- Problem description
Entries follow. Set all of them down as they stand.

- Data supplied
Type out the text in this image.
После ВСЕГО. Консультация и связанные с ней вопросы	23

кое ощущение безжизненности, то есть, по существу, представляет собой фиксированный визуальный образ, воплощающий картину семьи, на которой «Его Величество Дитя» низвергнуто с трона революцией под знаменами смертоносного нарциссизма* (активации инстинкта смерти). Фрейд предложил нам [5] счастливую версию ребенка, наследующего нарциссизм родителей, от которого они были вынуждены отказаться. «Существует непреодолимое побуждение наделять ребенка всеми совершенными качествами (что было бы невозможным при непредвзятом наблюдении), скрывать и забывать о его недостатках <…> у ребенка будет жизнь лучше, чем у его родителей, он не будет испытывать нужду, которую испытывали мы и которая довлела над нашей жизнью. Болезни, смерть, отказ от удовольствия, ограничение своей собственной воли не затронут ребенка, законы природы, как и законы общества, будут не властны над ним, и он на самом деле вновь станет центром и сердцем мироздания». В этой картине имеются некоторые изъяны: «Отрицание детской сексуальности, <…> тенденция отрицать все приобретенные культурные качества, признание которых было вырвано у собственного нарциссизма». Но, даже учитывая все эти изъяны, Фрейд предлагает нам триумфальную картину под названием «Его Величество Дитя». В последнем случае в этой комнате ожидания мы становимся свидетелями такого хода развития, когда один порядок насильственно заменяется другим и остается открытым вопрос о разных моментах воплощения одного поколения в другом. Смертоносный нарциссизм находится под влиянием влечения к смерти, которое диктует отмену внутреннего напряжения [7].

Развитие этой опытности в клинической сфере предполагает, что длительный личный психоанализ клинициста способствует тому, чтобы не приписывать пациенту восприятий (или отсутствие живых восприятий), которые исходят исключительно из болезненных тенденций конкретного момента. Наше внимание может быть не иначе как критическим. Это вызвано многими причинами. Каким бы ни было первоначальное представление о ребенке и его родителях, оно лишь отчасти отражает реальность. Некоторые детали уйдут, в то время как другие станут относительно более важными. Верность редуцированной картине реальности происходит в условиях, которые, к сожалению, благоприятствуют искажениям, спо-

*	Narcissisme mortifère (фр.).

- Response to the exercise
Type out the text in this image.
После ВСЕГО. Консультация и связанные с ней вопросы	23

кое ощущение безжизненности, то есть, по существу, представляет собой фиксированный визуальный образ, воплощающий картину семьи, на которой «Его Величество Дитя» низвергнуто с трона революцией под знаменами смертоносного нарциссизма* (активации инстинкта смерти). Фрейд предложил нам [5] счастливую версию ребенка, наследующего нарциссизм родителей, от которого они были вынуждены отказаться. «Существует непреодолимое побуждение наделять ребенка всеми совершенными качествами (что было бы невозможным при непредвзятом наблюдении), скрывать и забывать о его недостатках <…> у ребенка будет жизнь лучше, чем у его родителей, он не будет испытывать нужду, которую испытывали мы и которая довлела над нашей жизнью. Болезни, смерть, отказ от удовольствия, ограничение своей собственной воли не затронут ребенка, законы природы, как и законы общества, будут не властны над ним, и он на самом деле вновь станет центром и сердцем мироздания». В этой картине имеются некоторые изъяны: «Отрицание детской сексуальности, <…> тенденция отрицать все приобретенные культурные качества, признание которых было вырвано у собственного нарциссизма». Но, даже учитывая все эти изъяны, Фрейд предлагает нам триумфальную картину под названием «Его Величество Дитя». В последнем случае в этой комнате ожидания мы становимся свидетелями такого хода развития, когда один порядок насильственно заменяется другим и остается открытым вопрос о разных моментах воплощения одного поколения в другом. Смертоносный нарциссизм находится под влиянием влечения к смерти, которое диктует отмену внутреннего напряжения [7].

Развитие этой опытности в клинической сфере предполагает, что длительный личный психоанализ клинициста способствует тому, чтобы не приписывать пациенту восприятий (или отсутствие живых восприятий), которые исходят исключительно из болезненных тенденций конкретного момента. Наше внимание может быть не иначе как критическим. Это вызвано многими причинами. Каким бы ни было первоначальное представление о ребенке и его родителях, оно лишь отчасти отражает реальность. Некоторые детали уйдут, в то время как другие станут относительно более важными. Верность редуцированной картине реальности происходит в условиях, которые, к сожалению, благоприятствуют искажениям, спо-

*	Narcissisme mortifère (фр.).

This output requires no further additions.